__TEXT SEGMENT__:
────────────────────────────────────────

Metrics and Observability¶
Metrics and observability in SemanticKernel.Graph provide comprehensive insights into graph execution performance, resource usage, and operational health. This guide covers performance metrics collection, export capabilities, execution tracing, and monitoring dashboards.
What You'll Learn¶
- How to configure and enable comprehensive metrics collection
- Understanding node-level and path-level performance metrics
- Exporting metrics to various monitoring systems and dashboards
- Setting up execution tracing and correlation
- Monitoring system resources and performance indicators
- Best practices for production observability
Concepts and Techniques¶
GraphPerformanceMetrics: Comprehensive metrics collector that tracks node execution times, success rates, execution paths, and system resource usage.
NodeExecutionMetrics: Individual node performance tracking including execution counts, timing percentiles (p50, p95, p99), and success/failure rates.
ExecutionPathMetrics: Analysis of complete execution routes through the graph, including path frequency and performance characteristics.
Metrics Exporters: Specialized export capabilities for various monitoring systems including Prometheus, Grafana, and custom dashboards.
Execution Tracing: OpenTelemetry-based tracing with correlation between execution spans and streaming events.
Resource Monitoring: CPU and memory usage tracking with configurable sampling intervals.
Prerequisites¶
- First Graph Tutorial completed
- Basic understanding of graph execution concepts
- Familiarity with metrics and monitoring concepts
- Microsoft.Extensions.Logging configured (optional but recommended)

────────────────────────────────────────

__ASSIGNED TASK__:
Name every term defined under the "Concepts and Techniques" heading of the metrics and observability guide.

Data records

────────────────────────────────────────

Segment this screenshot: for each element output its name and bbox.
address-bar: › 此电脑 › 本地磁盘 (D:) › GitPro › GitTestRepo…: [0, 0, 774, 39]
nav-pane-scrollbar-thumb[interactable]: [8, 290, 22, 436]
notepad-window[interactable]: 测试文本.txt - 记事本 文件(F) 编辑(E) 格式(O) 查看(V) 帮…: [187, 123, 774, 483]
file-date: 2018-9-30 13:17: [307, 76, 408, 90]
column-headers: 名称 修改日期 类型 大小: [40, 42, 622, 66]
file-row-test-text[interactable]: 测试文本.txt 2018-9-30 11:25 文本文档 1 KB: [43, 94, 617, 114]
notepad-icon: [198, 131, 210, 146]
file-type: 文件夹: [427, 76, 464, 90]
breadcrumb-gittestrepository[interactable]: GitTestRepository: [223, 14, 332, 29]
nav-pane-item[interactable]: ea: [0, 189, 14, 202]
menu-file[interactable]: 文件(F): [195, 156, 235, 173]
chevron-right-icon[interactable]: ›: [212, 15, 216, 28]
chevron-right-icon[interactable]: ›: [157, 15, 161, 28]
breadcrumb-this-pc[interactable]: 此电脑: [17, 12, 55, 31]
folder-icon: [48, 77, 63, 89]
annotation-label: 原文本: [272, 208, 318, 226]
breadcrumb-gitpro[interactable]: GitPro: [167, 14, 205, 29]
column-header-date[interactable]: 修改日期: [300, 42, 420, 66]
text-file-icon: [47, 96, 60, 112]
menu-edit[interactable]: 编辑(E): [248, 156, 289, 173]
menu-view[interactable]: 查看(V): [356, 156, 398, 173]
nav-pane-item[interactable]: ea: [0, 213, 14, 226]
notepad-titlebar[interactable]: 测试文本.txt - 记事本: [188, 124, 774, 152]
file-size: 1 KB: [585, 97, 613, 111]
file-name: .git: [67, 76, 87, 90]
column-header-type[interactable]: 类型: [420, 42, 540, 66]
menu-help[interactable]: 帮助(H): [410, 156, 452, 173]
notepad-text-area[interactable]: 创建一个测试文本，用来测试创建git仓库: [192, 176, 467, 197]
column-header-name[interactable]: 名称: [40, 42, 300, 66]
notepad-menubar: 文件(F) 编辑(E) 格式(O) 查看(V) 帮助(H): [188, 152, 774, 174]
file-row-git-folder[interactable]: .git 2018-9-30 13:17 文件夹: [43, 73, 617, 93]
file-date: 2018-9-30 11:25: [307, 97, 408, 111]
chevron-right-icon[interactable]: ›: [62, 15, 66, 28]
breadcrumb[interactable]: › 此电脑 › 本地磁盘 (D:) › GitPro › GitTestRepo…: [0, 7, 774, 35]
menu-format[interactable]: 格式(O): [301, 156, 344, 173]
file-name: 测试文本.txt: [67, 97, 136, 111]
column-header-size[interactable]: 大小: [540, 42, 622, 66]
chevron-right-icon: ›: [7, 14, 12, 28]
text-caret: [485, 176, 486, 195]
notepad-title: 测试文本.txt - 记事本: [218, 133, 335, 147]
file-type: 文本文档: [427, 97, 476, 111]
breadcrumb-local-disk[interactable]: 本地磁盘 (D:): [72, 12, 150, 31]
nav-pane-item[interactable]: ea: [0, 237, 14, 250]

────────────────────────────────────────

__RESULT BELOW__:
GraphPerformanceMetrics, NodeExecutionMetrics, ExecutionPathMetrics, Metrics Exporters, Execution Tracing, Resource Monitoring